Problem to solve
Copy out the material below in full, but not its images.

Rows
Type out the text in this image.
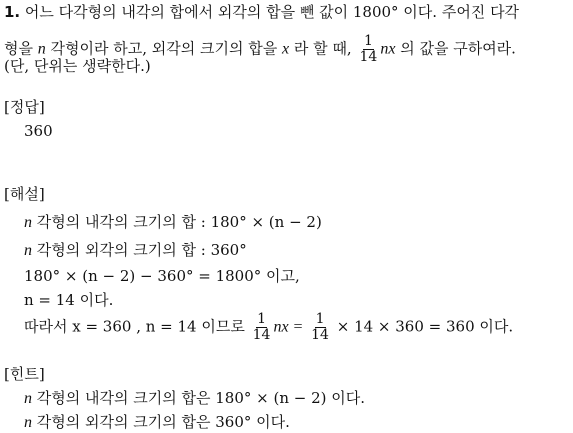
1. 어느 다각형의 내각의 합에서 외각의 합을 뺀 값이 1800° 이다. 주어진 다각
형을 n 각형이라 하고, 외각의 크기의 합을 x 라 할 때, $\frac{1}{14}$ nx 의 값을 구하여라.
(단, 단위는 생략한다.)
[정답]
360
[해설]
n 각형의 내각의 크기의 합 : 180° × (n − 2)
n 각형의 외각의 크기의 합 : 360°
180° × (n − 2) − 360° = 1800° 이고,
n = 14 이다.
따라서 x = 360 , n = 14 이므로 $\frac{1}{14}$ nx = $\frac{1}{14} \times 14 \times 360 = 360$ 이다.
[힌트]
n 각형의 내각의 크기의 합은 180° × (n − 2) 이다.
n 각형의 외각의 크기의 합은 360° 이다.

Task response
Type out the text in this image.
1. 어느 다각형의 내각의 합에서 외각의 합을 뺀 값이 1800° 이다. 주어진 다각
형을 n 각형이라 하고, 외각의 크기의 합을 x 라 할 때, $\frac{1}{14}$ nx 의 값을 구하여라.
(단, 단위는 생략한다.)
[정답]
360
[해설]
n 각형의 내각의 크기의 합 : 180° × (n − 2)
n 각형의 외각의 크기의 합 : 360°
180° × (n − 2) − 360° = 1800° 이고,
n = 14 이다.
따라서 x = 360 , n = 14 이므로 $\frac{1}{14}$ nx = $\frac{1}{14} \times 14 \times 360 = 360$ 이다.
[힌트]
n 각형의 내각의 크기의 합은 180° × (n − 2) 이다.
n 각형의 외각의 크기의 합은 360° 이다.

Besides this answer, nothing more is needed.